→ **Your task**:
Repeat the records exactly. Every line must match.

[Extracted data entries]
>> BEGIN

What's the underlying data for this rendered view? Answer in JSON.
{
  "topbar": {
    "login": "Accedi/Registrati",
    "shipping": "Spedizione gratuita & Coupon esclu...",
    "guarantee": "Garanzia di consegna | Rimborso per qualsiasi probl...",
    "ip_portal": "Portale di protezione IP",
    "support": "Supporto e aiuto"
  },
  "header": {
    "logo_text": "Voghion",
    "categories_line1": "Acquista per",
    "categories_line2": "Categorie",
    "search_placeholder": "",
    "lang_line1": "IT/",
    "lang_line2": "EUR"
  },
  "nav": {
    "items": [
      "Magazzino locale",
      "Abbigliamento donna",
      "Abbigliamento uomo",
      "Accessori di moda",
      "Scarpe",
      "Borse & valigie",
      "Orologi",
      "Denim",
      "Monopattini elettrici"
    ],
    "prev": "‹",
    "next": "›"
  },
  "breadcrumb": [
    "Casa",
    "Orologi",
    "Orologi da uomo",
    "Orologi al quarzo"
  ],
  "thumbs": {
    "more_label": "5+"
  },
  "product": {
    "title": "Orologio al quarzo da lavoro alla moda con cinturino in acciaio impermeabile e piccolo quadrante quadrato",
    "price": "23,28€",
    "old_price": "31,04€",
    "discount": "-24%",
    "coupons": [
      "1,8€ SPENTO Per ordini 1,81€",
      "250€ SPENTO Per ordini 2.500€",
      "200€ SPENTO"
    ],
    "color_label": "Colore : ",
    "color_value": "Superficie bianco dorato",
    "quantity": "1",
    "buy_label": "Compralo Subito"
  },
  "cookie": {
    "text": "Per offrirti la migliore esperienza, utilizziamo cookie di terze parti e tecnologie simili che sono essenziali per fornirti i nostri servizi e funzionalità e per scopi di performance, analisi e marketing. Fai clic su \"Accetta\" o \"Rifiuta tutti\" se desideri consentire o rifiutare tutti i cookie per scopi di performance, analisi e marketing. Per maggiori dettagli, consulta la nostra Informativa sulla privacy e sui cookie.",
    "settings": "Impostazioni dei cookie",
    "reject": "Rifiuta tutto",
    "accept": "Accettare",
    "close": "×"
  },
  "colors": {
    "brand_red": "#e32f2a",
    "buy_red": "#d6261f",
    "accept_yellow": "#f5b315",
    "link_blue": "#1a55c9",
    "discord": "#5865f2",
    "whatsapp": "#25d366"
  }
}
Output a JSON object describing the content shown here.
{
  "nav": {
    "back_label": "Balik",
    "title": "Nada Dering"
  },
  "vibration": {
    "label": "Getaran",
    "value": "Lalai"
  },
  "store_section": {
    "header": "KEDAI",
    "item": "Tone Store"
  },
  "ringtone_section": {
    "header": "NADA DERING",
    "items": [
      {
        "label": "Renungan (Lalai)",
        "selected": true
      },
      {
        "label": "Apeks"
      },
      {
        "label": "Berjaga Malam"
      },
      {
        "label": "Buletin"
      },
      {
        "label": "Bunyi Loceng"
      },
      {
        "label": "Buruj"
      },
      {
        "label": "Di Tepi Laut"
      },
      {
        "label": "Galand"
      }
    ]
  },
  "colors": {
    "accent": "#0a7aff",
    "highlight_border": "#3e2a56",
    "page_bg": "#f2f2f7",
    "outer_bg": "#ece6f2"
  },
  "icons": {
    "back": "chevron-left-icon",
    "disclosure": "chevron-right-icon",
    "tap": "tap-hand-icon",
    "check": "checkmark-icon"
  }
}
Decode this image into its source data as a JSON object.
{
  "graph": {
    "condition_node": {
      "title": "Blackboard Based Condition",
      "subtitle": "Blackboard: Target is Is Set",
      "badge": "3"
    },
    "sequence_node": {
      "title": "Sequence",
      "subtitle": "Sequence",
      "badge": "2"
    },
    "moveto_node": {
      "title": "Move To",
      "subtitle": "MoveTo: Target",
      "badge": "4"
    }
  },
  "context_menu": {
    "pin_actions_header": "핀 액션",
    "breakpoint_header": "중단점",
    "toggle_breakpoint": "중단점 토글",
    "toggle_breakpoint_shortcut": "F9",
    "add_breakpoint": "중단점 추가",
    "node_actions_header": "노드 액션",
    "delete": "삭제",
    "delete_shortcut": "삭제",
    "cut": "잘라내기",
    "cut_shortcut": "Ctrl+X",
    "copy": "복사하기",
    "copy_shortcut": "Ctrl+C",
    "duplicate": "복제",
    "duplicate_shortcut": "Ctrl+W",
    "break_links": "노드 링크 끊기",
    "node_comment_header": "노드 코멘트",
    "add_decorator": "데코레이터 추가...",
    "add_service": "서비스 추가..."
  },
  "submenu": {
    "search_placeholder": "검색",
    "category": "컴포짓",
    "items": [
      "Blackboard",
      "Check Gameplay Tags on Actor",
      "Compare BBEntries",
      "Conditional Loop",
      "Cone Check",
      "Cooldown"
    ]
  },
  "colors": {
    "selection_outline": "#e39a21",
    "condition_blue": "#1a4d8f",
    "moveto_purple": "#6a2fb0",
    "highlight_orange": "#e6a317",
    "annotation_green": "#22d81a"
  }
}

>> END

→ **Finished answer**:
What's the underlying data for this rendered view? Answer in JSON.
{
  "topbar": {
    "login": "Accedi/Registrati",
    "shipping": "Spedizione gratuita & Coupon esclu...",
    "guarantee": "Garanzia di consegna | Rimborso per qualsiasi probl...",
    "ip_portal": "Portale di protezione IP",
    "support": "Supporto e aiuto"
  },
  "header": {
    "logo_text": "Voghion",
    "categories_line1": "Acquista per",
    "categories_line2": "Categorie",
    "search_placeholder": "",
    "lang_line1": "IT/",
    "lang_line2": "EUR"
  },
  "nav": {
    "items": [
      "Magazzino locale",
      "Abbigliamento donna",
      "Abbigliamento uomo",
      "Accessori di moda",
      "Scarpe",
      "Borse & valigie",
      "Orologi",
      "Denim",
      "Monopattini elettrici"
    ],
    "prev": "‹",
    "next": "›"
  },
  "breadcrumb": [
    "Casa",
    "Orologi",
    "Orologi da uomo",
    "Orologi al quarzo"
  ],
  "thumbs": {
    "more_label": "5+"
  },
  "product": {
    "title": "Orologio al quarzo da lavoro alla moda con cinturino in acciaio impermeabile e piccolo quadrante quadrato",
    "price": "23,28€",
    "old_price": "31,04€",
    "discount": "-24%",
    "coupons": [
      "1,8€ SPENTO Per ordini 1,81€",
      "250€ SPENTO Per ordini 2.500€",
      "200€ SPENTO"
    ],
    "color_label": "Colore : ",
    "color_value": "Superficie bianco dorato",
    "quantity": "1",
    "buy_label": "Compralo Subito"
  },
  "cookie": {
    "text": "Per offrirti la migliore esperienza, utilizziamo cookie di terze parti e tecnologie simili che sono essenziali per fornirti i nostri servizi e funzionalità e per scopi di performance, analisi e marketing. Fai clic su \"Accetta\" o \"Rifiuta tutti\" se desideri consentire o rifiutare tutti i cookie per scopi di performance, analisi e marketing. Per maggiori dettagli, consulta la nostra Informativa sulla privacy e sui cookie.",
    "settings": "Impostazioni dei cookie",
    "reject": "Rifiuta tutto",
    "accept": "Accettare",
    "close": "×"
  },
  "colors": {
    "brand_red": "#e32f2a",
    "buy_red": "#d6261f",
    "accept_yellow": "#f5b315",
    "link_blue": "#1a55c9",
    "discord": "#5865f2",
    "whatsapp": "#25d366"
  }
}
Output a JSON object describing the content shown here.
{
  "nav": {
    "back_label": "Balik",
    "title": "Nada Dering"
  },
  "vibration": {
    "label": "Getaran",
    "value": "Lalai"
  },
  "store_section": {
    "header": "KEDAI",
    "item": "Tone Store"
  },
  "ringtone_section": {
    "header": "NADA DERING",
    "items": [
      {
        "label": "Renungan (Lalai)",
        "selected": true
      },
      {
        "label": "Apeks"
      },
      {
        "label": "Berjaga Malam"
      },
      {
        "label": "Buletin"
      },
      {
        "label": "Bunyi Loceng"
      },
      {
        "label": "Buruj"
      },
      {
        "label": "Di Tepi Laut"
      },
      {
        "label": "Galand"
      }
    ]
  },
  "colors": {
    "accent": "#0a7aff",
    "highlight_border": "#3e2a56",
    "page_bg": "#f2f2f7",
    "outer_bg": "#ece6f2"
  },
  "icons": {
    "back": "chevron-left-icon",
    "disclosure": "chevron-right-icon",
    "tap": "tap-hand-icon",
    "check": "checkmark-icon"
  }
}
Decode this image into its source data as a JSON object.
{
  "graph": {
    "condition_node": {
      "title": "Blackboard Based Condition",
      "subtitle": "Blackboard: Target is Is Set",
      "badge": "3"
    },
    "sequence_node": {
      "title": "Sequence",
      "subtitle": "Sequence",
      "badge": "2"
    },
    "moveto_node": {
      "title": "Move To",
      "subtitle": "MoveTo: Target",
      "badge": "4"
    }
  },
  "context_menu": {
    "pin_actions_header": "핀 액션",
    "breakpoint_header": "중단점",
    "toggle_breakpoint": "중단점 토글",
    "toggle_breakpoint_shortcut": "F9",
    "add_breakpoint": "중단점 추가",
    "node_actions_header": "노드 액션",
    "delete": "삭제",
    "delete_shortcut": "삭제",
    "cut": "잘라내기",
    "cut_shortcut": "Ctrl+X",
    "copy": "복사하기",
    "copy_shortcut": "Ctrl+C",
    "duplicate": "복제",
    "duplicate_shortcut": "Ctrl+W",
    "break_links": "노드 링크 끊기",
    "node_comment_header": "노드 코멘트",
    "add_decorator": "데코레이터 추가...",
    "add_service": "서비스 추가..."
  },
  "submenu": {
    "search_placeholder": "검색",
    "category": "컴포짓",
    "items": [
      "Blackboard",
      "Check Gameplay Tags on Actor",
      "Compare BBEntries",
      "Conditional Loop",
      "Cone Check",
      "Cooldown"
    ]
  },
  "colors": {
    "selection_outline": "#e39a21",
    "condition_blue": "#1a4d8f",
    "moveto_purple": "#6a2fb0",
    "highlight_orange": "#e6a317",
    "annotation_green": "#22d81a"
  }
}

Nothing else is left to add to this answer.